Part of a data file:

##############################

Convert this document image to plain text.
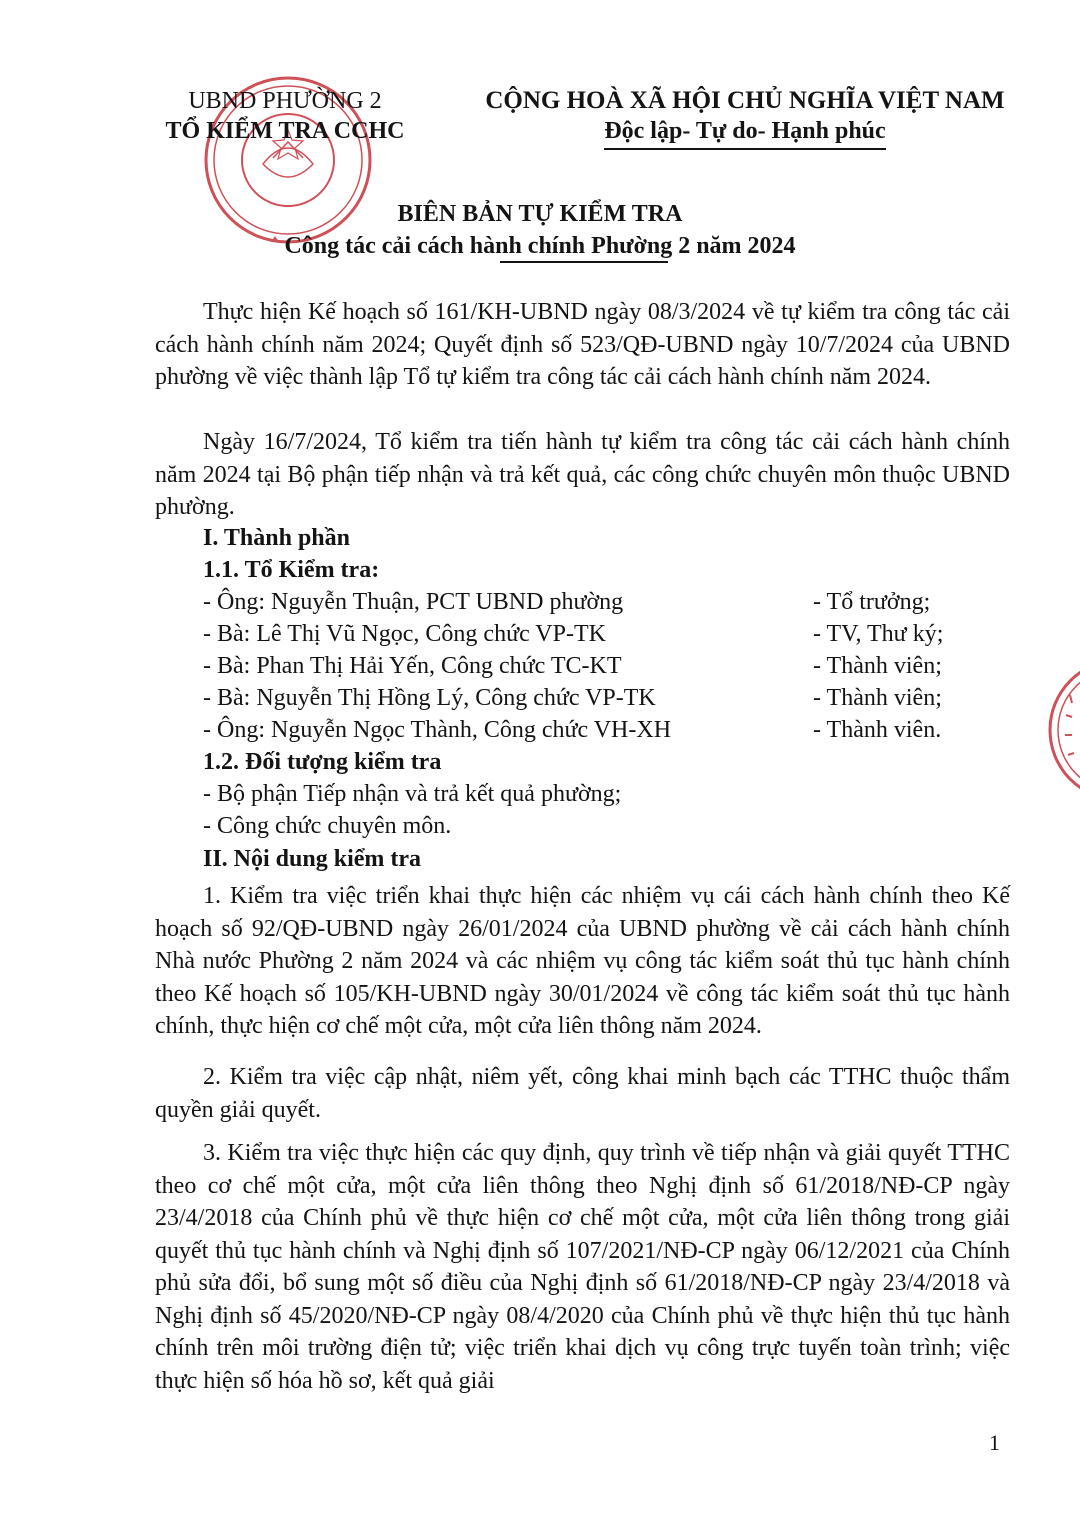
UBND PHƯỜNG 2
TỔ KIỂM TRA CCHC
CỘNG HOÀ XÃ HỘI CHỦ NGHĨA VIỆT NAM
Độc lập- Tự do- Hạnh phúc
BIÊN BẢN TỰ KIỂM TRA
Công tác cải cách hành chính Phường 2 năm 2024
Thực hiện Kế hoạch số 161/KH-UBND ngày 08/3/2024 về tự kiểm tra công tác cải cách hành chính năm 2024; Quyết định số 523/QĐ-UBND ngày 10/7/2024 của UBND phường về việc thành lập Tổ tự kiểm tra công tác cải cách hành chính năm 2024.
Ngày 16/7/2024, Tổ kiểm tra tiến hành tự kiểm tra công tác cải cách hành chính năm 2024 tại Bộ phận tiếp nhận và trả kết quả, các công chức chuyên môn thuộc UBND phường.
I. Thành phần
1.1. Tổ Kiểm tra:
- Ông: Nguyễn Thuận, PCT UBND phường	- Tổ trưởng;
- Bà: Lê Thị Vũ Ngọc, Công chức VP-TK	- TV, Thư ký;
- Bà: Phan Thị Hải Yến, Công chức TC-KT	- Thành viên;
- Bà: Nguyễn Thị Hồng Lý, Công chức VP-TK	- Thành viên;
- Ông: Nguyễn Ngọc Thành, Công chức VH-XH	- Thành viên.
1.2. Đối tượng kiểm tra
- Bộ phận Tiếp nhận và trả kết quả phường;
- Công chức chuyên môn.
II. Nội dung kiểm tra
1. Kiểm tra việc triển khai thực hiện các nhiệm vụ cái cách hành chính theo Kế hoạch số 92/QĐ-UBND ngày 26/01/2024 của UBND phường về cải cách hành chính Nhà nước Phường 2 năm 2024 và các nhiệm vụ công tác kiểm soát thủ tục hành chính theo Kế hoạch số 105/KH-UBND ngày 30/01/2024 về công tác kiểm soát thủ tục hành chính, thực hiện cơ chế một cửa, một cửa liên thông năm 2024.
2. Kiểm tra việc cập nhật, niêm yết, công khai minh bạch các TTHC thuộc thẩm quyền giải quyết.
3. Kiểm tra việc thực hiện các quy định, quy trình về tiếp nhận và giải quyết TTHC theo cơ chế một cửa, một cửa liên thông theo Nghị định số 61/2018/NĐ-CP ngày 23/4/2018 của Chính phủ về thực hiện cơ chế một cửa, một cửa liên thông trong giải quyết thủ tục hành chính và Nghị định số 107/2021/NĐ-CP ngày 06/12/2021 của Chính phủ sửa đổi, bổ sung một số điều của Nghị định số 61/2018/NĐ-CP ngày 23/4/2018 và Nghị định số 45/2020/NĐ-CP ngày 08/4/2020 của Chính phủ về thực hiện thủ tục hành chính trên môi trường điện tử; việc triển khai dịch vụ công trực tuyến toàn trình; việc thực hiện số hóa hồ sơ, kết quả giải
1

##############################

Short task » Search the records for the word "việc", then list every line that has it.

Result of the exercise »
Thực hiện Kế hoạch số 161/KH-UBND ngày 08/3/2024 về tự kiểm tra công tác cải cách hành chính năm 2024; Quyết định số 523/QĐ-UBND ngày 10/7/2024 của UBND phường về việc thành lập Tổ tự kiểm tra công tác cải cách hành chính năm 2024.
1. Kiểm tra việc triển khai thực hiện các nhiệm vụ cái cách hành chính theo Kế hoạch số 92/QĐ-UBND ngày 26/01/2024 của UBND phường về cải cách hành chính Nhà nước Phường 2 năm 2024 và các nhiệm vụ công tác kiểm soát thủ tục hành chính theo Kế hoạch số 105/KH-UBND ngày 30/01/2024 về công tác kiểm soát thủ tục hành chính, thực hiện cơ chế một cửa, một cửa liên thông năm 2024.
2. Kiểm tra việc cập nhật, niêm yết, công khai minh bạch các TTHC thuộc thẩm quyền giải quyết.
3. Kiểm tra việc thực hiện các quy định, quy trình về tiếp nhận và giải quyết TTHC theo cơ chế một cửa, một cửa liên thông theo Nghị định số 61/2018/NĐ-CP ngày 23/4/2018 của Chính phủ về thực hiện cơ chế một cửa, một cửa liên thông trong giải quyết thủ tục hành chính và Nghị định số 107/2021/NĐ-CP ngày 06/12/2021 của Chính phủ sửa đổi, bổ sung một số điều của Nghị định số 61/2018/NĐ-CP ngày 23/4/2018 và Nghị định số 45/2020/NĐ-CP ngày 08/4/2020 của Chính phủ về thực hiện thủ tục hành chính trên môi trường điện tử; việc triển khai dịch vụ công trực tuyến toàn trình; việc thực hiện số hóa hồ sơ, kết quả giải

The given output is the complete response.